DIRECTIONS –
Write every line out verbatim and omit the pictures.

EXERCISE DATA –
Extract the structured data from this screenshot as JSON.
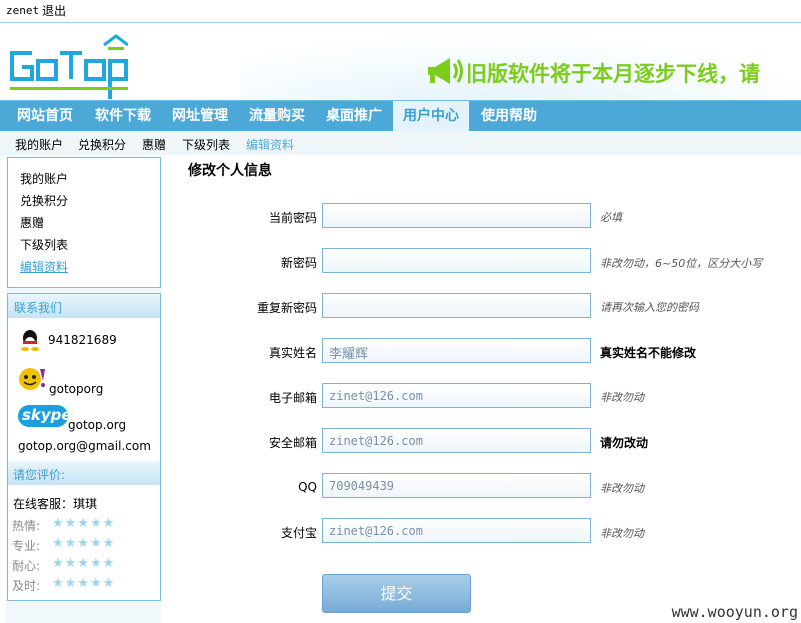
{
  "topbar": {
    "username": "zenet",
    "logout_label": "退出"
  },
  "header": {
    "notice_text": "旧版软件将于本月逐步下线，请",
    "brand_color": "#1fa8e0",
    "notice_color": "#7ccc1c"
  },
  "nav": {
    "items": [
      {
        "label": "网站首页"
      },
      {
        "label": "软件下载"
      },
      {
        "label": "网址管理"
      },
      {
        "label": "流量购买"
      },
      {
        "label": "桌面推广"
      },
      {
        "label": "用户中心",
        "active": true
      },
      {
        "label": "使用帮助"
      }
    ]
  },
  "subnav": {
    "items": [
      {
        "label": "我的账户"
      },
      {
        "label": "兑换积分"
      },
      {
        "label": "惠赠"
      },
      {
        "label": "下级列表"
      },
      {
        "label": "编辑资料",
        "active": true
      }
    ]
  },
  "sidebar": {
    "links": [
      {
        "label": "我的账户"
      },
      {
        "label": "兑换积分"
      },
      {
        "label": "惠赠"
      },
      {
        "label": "下级列表"
      },
      {
        "label": "编辑资料",
        "active": true
      }
    ],
    "contact": {
      "title": "联系我们",
      "qq": "941821689",
      "yahoo": "gotoporg",
      "skype_logo": "skype",
      "skype": "gotop.org",
      "email": "gotop.org@gmail.com"
    },
    "rating": {
      "title": "请您评价:",
      "service": "在线客服：琪琪",
      "rows": [
        {
          "label": "热情:"
        },
        {
          "label": "专业:"
        },
        {
          "label": "耐心:"
        },
        {
          "label": "及时:"
        }
      ],
      "stars": "★★★★★"
    }
  },
  "form": {
    "title": "修改个人信息",
    "fields": [
      {
        "label": "当前密码",
        "value": "",
        "hint": "必填"
      },
      {
        "label": "新密码",
        "value": "",
        "hint": "非改勿动，6~50位，区分大小写"
      },
      {
        "label": "重复新密码",
        "value": "",
        "hint": "请再次输入您的密码"
      },
      {
        "label": "真实姓名",
        "value": "李耀辉",
        "hint": "真实姓名不能修改"
      },
      {
        "label": "电子邮箱",
        "value": "zinet@126.com",
        "hint": "非改勿动"
      },
      {
        "label": "安全邮箱",
        "value": "zinet@126.com",
        "hint": "请勿改动"
      },
      {
        "label": "QQ",
        "value": "709049439",
        "hint": "非改勿动"
      },
      {
        "label": "支付宝",
        "value": "zinet@126.com",
        "hint": "非改勿动"
      }
    ],
    "submit_label": "提交"
  },
  "watermark": "www.wooyun.org"
}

IN RESPONSE –
Extract the structured data from this screenshot as JSON.
{
  "topbar": {
    "username": "zenet",
    "logout_label": "退出"
  },
  "header": {
    "notice_text": "旧版软件将于本月逐步下线，请",
    "brand_color": "#1fa8e0",
    "notice_color": "#7ccc1c"
  },
  "nav": {
    "items": [
      {
        "label": "网站首页"
      },
      {
        "label": "软件下载"
      },
      {
        "label": "网址管理"
      },
      {
        "label": "流量购买"
      },
      {
        "label": "桌面推广"
      },
      {
        "label": "用户中心",
        "active": true
      },
      {
        "label": "使用帮助"
      }
    ]
  },
  "subnav": {
    "items": [
      {
        "label": "我的账户"
      },
      {
        "label": "兑换积分"
      },
      {
        "label": "惠赠"
      },
      {
        "label": "下级列表"
      },
      {
        "label": "编辑资料",
        "active": true
      }
    ]
  },
  "sidebar": {
    "links": [
      {
        "label": "我的账户"
      },
      {
        "label": "兑换积分"
      },
      {
        "label": "惠赠"
      },
      {
        "label": "下级列表"
      },
      {
        "label": "编辑资料",
        "active": true
      }
    ],
    "contact": {
      "title": "联系我们",
      "qq": "941821689",
      "yahoo": "gotoporg",
      "skype_logo": "skype",
      "skype": "gotop.org",
      "email": "gotop.org@gmail.com"
    },
    "rating": {
      "title": "请您评价:",
      "service": "在线客服：琪琪",
      "rows": [
        {
          "label": "热情:"
        },
        {
          "label": "专业:"
        },
        {
          "label": "耐心:"
        },
        {
          "label": "及时:"
        }
      ],
      "stars": "★★★★★"
    }
  },
  "form": {
    "title": "修改个人信息",
    "fields": [
      {
        "label": "当前密码",
        "value": "",
        "hint": "必填"
      },
      {
        "label": "新密码",
        "value": "",
        "hint": "非改勿动，6~50位，区分大小写"
      },
      {
        "label": "重复新密码",
        "value": "",
        "hint": "请再次输入您的密码"
      },
      {
        "label": "真实姓名",
        "value": "李耀辉",
        "hint": "真实姓名不能修改"
      },
      {
        "label": "电子邮箱",
        "value": "zinet@126.com",
        "hint": "非改勿动"
      },
      {
        "label": "安全邮箱",
        "value": "zinet@126.com",
        "hint": "请勿改动"
      },
      {
        "label": "QQ",
        "value": "709049439",
        "hint": "非改勿动"
      },
      {
        "label": "支付宝",
        "value": "zinet@126.com",
        "hint": "非改勿动"
      }
    ],
    "submit_label": "提交"
  },
  "watermark": "www.wooyun.org"
}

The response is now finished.